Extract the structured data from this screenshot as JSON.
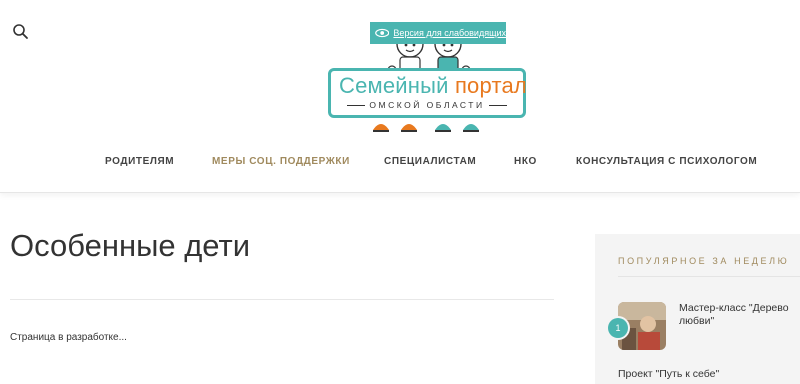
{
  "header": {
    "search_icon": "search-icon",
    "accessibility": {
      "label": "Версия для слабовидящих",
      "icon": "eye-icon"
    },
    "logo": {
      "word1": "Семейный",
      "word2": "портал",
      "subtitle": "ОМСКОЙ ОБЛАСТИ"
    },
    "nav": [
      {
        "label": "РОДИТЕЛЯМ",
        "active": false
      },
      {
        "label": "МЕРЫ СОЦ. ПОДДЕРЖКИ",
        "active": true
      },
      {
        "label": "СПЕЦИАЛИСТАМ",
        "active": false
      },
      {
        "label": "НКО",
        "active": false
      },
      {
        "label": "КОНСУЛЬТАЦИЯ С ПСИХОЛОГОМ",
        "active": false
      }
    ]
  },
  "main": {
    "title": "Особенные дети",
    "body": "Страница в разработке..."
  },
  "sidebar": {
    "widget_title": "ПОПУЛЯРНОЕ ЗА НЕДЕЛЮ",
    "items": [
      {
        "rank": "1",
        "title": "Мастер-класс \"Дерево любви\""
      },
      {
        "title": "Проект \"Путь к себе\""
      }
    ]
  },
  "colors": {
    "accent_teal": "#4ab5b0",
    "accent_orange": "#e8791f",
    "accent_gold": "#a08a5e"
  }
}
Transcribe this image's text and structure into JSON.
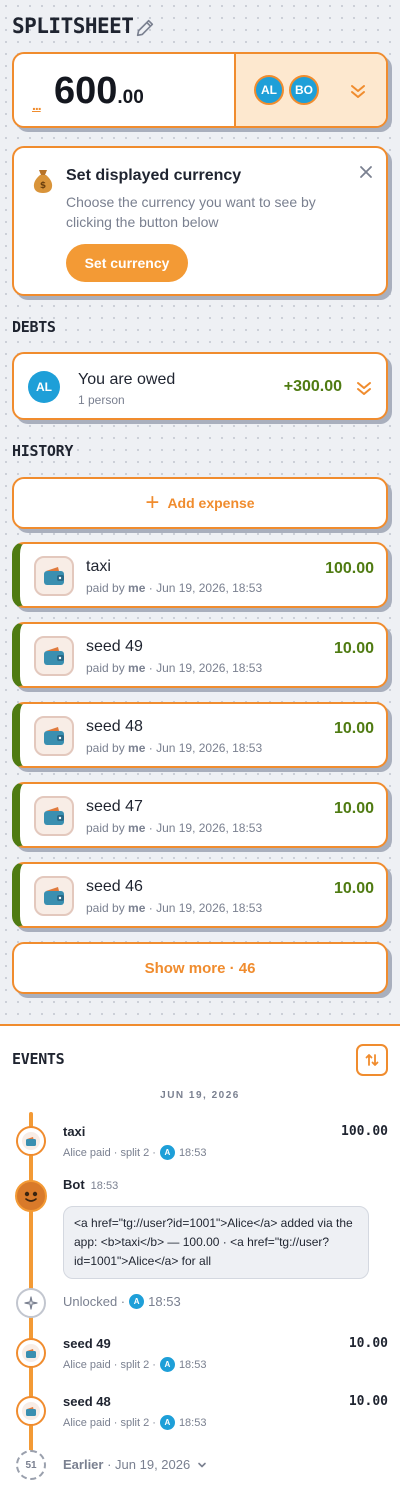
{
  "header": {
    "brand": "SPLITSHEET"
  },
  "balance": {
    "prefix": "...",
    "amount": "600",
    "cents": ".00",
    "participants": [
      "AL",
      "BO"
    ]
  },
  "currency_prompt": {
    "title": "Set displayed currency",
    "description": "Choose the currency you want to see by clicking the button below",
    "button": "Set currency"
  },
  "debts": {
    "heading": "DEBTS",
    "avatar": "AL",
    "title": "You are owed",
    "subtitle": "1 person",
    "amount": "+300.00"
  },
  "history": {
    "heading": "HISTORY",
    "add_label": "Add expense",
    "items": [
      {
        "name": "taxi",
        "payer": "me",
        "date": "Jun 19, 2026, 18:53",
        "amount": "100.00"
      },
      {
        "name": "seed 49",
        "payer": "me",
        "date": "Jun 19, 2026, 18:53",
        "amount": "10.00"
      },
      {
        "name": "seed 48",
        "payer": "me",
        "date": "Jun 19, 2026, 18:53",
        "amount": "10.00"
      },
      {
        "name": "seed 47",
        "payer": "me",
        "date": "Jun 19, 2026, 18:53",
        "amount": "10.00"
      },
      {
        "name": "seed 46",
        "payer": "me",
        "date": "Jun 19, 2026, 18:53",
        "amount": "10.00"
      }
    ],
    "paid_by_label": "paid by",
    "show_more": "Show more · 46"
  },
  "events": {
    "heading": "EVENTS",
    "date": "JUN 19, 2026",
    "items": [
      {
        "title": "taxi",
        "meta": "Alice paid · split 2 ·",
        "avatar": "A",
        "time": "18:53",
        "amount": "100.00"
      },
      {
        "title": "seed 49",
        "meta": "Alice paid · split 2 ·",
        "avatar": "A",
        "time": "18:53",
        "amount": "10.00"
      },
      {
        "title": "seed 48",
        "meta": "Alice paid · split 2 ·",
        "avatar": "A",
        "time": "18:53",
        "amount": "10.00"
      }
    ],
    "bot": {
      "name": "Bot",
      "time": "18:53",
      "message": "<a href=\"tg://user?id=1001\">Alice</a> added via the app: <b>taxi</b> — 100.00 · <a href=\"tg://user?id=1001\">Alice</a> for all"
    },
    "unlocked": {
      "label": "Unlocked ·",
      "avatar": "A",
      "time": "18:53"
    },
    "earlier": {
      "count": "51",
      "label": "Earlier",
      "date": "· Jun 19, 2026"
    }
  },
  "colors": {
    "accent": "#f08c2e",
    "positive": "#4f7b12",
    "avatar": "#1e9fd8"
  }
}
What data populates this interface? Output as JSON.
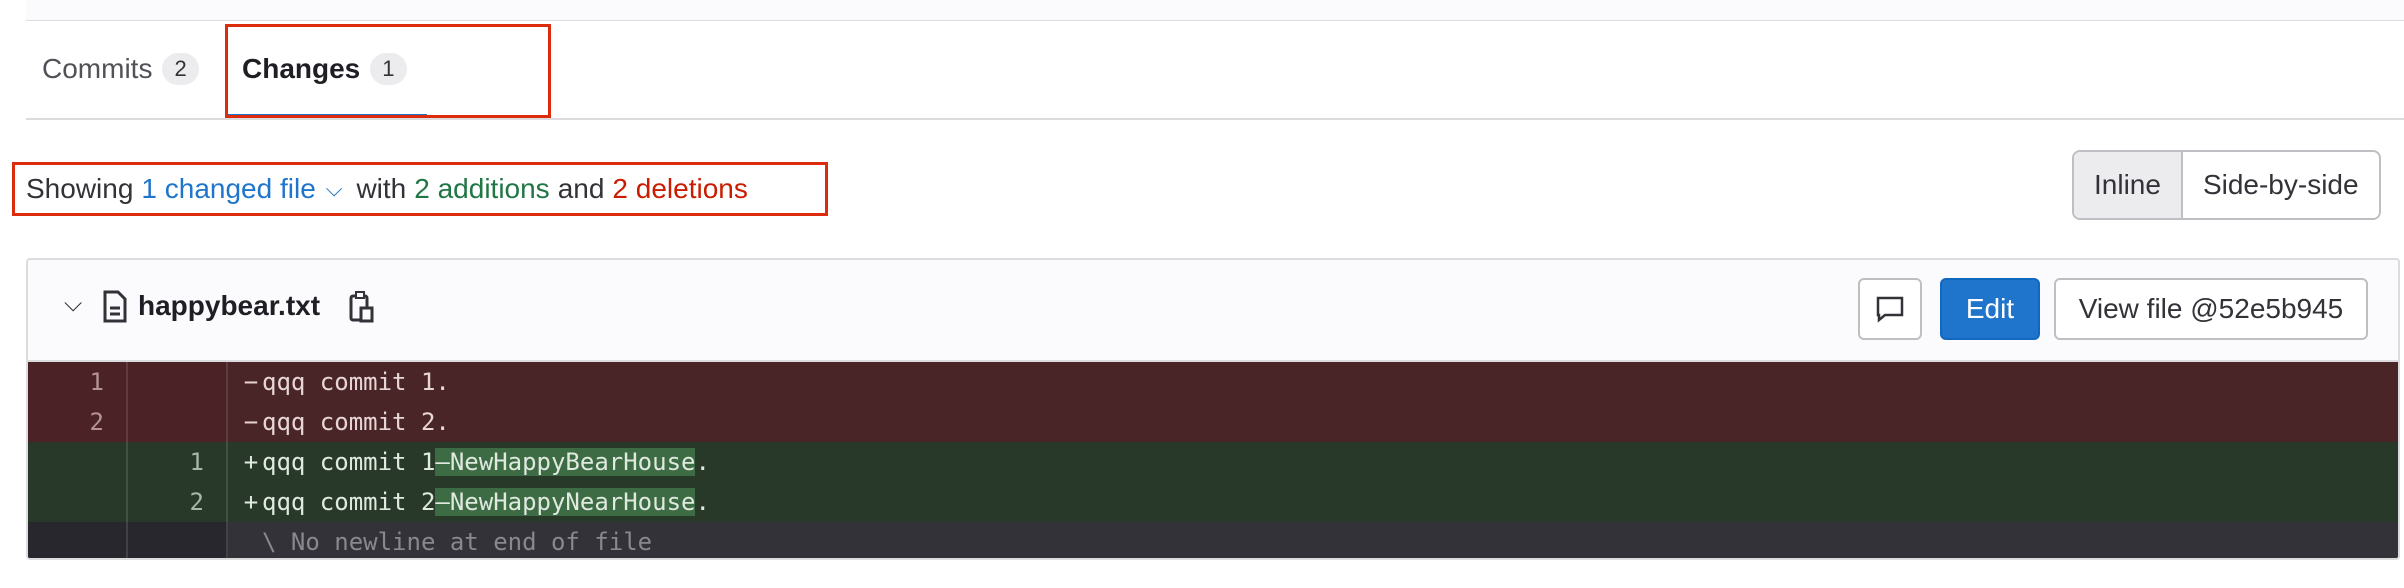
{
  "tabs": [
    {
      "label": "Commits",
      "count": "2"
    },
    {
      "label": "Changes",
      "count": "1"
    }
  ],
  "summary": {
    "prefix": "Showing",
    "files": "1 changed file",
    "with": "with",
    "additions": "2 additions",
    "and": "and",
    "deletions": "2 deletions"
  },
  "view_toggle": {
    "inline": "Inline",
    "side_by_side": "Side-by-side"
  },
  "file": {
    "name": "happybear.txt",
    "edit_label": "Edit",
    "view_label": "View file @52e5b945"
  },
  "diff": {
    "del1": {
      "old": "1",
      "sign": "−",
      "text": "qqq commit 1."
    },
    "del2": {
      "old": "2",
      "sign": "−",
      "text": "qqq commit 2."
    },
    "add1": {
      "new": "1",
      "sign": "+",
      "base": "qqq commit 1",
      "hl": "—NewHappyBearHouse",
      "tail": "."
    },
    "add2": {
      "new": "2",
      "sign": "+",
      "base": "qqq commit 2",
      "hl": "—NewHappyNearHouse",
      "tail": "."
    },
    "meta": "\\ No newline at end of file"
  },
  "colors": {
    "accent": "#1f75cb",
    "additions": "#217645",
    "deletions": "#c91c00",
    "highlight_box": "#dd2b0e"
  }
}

Directions for this task:
In the entries above, identify each line that includes the string "file", then copy it.

Worked answer:
    "files": "1 changed file",
  "file": {
    "view_label": "View file @52e5b945"
    "meta": "\\ No newline at end of file"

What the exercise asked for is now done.